**What you will do**: List every line below containing "JSON".

**Data**:
• • • • •

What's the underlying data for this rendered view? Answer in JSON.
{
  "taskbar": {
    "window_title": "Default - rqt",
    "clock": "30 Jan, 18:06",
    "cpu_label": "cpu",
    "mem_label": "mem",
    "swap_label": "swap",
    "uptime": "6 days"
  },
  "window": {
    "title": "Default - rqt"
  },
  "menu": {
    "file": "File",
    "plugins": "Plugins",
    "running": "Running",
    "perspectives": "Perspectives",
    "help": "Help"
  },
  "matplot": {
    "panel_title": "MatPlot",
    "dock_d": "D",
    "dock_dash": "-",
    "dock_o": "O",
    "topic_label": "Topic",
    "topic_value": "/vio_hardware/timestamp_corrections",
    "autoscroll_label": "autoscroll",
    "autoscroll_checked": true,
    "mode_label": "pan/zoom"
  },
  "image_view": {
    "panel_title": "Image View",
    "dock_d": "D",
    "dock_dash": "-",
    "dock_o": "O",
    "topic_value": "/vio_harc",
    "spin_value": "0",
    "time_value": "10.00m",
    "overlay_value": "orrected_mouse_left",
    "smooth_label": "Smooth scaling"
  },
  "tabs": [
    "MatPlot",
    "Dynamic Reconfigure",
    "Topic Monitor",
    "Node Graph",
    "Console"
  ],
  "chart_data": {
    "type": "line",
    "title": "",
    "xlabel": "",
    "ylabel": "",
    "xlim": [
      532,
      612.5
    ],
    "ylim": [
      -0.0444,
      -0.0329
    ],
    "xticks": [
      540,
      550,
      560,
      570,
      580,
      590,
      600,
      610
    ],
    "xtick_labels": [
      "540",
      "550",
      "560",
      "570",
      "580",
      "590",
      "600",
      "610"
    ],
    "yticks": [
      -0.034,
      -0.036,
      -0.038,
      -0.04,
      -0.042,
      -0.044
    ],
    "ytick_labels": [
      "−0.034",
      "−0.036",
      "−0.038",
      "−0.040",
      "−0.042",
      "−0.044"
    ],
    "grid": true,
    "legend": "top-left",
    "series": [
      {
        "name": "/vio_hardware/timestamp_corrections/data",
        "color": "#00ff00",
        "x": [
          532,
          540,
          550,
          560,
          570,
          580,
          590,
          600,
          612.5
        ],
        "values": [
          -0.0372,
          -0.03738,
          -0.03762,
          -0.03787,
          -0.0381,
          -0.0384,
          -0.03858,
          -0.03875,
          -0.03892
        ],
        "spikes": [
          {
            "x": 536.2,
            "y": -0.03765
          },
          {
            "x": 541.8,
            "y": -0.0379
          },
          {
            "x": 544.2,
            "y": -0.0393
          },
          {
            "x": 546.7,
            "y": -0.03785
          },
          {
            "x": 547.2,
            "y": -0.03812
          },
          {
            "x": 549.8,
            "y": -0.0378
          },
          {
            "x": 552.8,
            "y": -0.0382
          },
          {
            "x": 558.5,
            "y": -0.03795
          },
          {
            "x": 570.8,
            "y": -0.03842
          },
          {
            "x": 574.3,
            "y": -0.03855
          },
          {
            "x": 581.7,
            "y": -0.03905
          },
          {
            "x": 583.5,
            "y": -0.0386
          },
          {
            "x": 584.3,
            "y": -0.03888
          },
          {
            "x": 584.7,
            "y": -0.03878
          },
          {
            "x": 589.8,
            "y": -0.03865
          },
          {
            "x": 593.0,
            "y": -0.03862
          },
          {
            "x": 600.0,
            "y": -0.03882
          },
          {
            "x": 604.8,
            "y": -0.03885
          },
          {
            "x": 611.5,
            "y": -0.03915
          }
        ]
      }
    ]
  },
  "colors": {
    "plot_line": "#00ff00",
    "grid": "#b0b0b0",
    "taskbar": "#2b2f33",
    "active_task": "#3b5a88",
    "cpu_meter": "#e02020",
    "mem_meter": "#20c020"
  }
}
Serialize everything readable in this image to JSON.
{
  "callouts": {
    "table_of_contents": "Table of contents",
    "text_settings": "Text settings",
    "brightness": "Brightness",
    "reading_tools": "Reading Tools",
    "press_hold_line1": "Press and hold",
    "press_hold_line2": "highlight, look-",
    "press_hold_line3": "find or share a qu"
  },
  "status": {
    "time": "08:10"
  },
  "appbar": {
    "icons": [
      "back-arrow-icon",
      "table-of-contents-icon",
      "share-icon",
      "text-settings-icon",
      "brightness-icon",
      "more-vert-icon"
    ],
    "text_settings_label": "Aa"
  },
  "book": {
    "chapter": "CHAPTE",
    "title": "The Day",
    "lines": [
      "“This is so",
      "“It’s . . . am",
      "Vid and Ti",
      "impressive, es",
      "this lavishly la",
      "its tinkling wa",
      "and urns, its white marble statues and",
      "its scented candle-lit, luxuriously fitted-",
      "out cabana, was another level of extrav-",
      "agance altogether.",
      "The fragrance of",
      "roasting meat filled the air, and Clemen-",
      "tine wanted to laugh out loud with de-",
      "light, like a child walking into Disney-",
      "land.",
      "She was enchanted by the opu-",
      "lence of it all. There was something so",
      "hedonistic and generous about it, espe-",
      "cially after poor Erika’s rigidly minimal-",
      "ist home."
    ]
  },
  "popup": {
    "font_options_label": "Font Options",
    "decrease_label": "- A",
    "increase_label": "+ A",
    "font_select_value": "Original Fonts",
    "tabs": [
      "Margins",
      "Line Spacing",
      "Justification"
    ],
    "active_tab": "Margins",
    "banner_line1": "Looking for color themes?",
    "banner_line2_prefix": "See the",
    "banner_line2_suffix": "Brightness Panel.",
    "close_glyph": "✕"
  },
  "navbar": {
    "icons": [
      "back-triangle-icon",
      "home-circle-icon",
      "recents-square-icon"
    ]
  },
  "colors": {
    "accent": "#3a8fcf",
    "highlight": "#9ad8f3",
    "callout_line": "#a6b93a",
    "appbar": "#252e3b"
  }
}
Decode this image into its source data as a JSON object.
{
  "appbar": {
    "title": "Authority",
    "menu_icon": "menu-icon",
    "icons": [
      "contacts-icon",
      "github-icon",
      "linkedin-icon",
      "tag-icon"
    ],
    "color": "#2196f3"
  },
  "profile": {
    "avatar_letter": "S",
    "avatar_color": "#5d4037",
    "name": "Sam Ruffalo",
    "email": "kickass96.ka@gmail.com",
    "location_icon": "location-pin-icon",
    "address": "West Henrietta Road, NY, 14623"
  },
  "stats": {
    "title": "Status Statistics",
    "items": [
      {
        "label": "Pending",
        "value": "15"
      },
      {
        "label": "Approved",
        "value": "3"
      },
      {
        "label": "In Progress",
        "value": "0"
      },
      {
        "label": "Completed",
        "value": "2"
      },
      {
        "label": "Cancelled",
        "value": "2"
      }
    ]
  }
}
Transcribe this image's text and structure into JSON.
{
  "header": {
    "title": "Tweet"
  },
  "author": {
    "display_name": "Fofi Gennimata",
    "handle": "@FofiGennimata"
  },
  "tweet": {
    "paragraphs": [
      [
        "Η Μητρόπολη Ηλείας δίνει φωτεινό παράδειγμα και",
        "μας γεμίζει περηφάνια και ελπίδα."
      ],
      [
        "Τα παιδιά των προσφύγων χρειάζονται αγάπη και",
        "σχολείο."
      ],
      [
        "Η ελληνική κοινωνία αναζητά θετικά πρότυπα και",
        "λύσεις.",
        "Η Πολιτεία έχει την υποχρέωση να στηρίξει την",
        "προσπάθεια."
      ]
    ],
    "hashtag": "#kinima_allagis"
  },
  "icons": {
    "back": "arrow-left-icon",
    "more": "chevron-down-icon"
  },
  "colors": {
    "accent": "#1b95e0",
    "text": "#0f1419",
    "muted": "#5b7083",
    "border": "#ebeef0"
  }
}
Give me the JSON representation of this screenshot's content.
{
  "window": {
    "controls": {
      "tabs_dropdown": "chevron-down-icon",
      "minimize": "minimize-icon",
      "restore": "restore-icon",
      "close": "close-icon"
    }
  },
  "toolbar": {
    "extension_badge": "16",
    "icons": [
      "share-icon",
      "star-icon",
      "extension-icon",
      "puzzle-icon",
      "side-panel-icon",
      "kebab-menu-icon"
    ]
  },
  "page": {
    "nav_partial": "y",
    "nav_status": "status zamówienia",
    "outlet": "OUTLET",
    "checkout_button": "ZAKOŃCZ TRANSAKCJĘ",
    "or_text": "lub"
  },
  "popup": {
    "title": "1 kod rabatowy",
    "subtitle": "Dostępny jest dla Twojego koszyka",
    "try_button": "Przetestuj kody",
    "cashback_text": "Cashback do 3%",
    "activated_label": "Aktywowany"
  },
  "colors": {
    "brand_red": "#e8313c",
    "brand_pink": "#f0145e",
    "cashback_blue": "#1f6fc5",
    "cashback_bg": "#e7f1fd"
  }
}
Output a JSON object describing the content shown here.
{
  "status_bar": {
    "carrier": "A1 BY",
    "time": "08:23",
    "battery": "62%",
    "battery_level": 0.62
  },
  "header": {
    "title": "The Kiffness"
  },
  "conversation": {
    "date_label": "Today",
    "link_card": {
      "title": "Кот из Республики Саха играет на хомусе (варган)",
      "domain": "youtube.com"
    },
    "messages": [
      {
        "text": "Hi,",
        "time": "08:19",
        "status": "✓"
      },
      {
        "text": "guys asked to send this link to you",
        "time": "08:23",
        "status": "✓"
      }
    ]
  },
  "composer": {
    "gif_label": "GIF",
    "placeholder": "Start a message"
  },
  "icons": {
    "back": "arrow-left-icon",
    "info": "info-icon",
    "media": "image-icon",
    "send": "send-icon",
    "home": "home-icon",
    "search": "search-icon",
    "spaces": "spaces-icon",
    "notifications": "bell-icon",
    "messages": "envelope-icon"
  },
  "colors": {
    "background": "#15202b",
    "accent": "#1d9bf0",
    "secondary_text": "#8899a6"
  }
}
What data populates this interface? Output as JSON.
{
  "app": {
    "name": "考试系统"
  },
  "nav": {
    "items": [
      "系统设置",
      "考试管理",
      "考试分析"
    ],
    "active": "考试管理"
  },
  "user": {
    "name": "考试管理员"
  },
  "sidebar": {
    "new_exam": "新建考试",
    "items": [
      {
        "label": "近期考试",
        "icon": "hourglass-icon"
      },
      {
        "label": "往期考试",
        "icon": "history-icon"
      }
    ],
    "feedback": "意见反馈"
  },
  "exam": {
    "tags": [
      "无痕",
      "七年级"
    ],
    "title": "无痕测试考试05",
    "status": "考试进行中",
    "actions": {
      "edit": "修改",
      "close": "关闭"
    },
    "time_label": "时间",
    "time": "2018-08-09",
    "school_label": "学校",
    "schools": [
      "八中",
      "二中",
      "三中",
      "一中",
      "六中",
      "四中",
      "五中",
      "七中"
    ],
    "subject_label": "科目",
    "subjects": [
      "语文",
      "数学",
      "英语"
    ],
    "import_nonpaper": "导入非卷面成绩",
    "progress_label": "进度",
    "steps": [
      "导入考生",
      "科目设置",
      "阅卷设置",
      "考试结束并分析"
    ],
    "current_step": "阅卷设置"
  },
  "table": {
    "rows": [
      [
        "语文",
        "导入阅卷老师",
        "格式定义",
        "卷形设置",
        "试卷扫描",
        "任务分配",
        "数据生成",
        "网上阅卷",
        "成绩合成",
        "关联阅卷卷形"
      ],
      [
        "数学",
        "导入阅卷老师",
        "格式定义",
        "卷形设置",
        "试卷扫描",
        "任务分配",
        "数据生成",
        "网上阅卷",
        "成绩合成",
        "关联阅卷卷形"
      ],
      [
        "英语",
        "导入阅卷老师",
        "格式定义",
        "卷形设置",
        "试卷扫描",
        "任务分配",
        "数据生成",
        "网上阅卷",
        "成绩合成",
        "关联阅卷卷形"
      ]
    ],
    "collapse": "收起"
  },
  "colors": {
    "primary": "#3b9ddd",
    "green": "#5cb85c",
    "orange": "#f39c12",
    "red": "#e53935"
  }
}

• • • • •

**Exercise response**:
What's the underlying data for this rendered view? Answer in JSON.
Serialize everything readable in this image to JSON.
Decode this image into its source data as a JSON object.
Transcribe this image's text and structure into JSON.
Give me the JSON representation of this screenshot's content.
Output a JSON object describing the content shown here.
What data populates this interface? Output as JSON.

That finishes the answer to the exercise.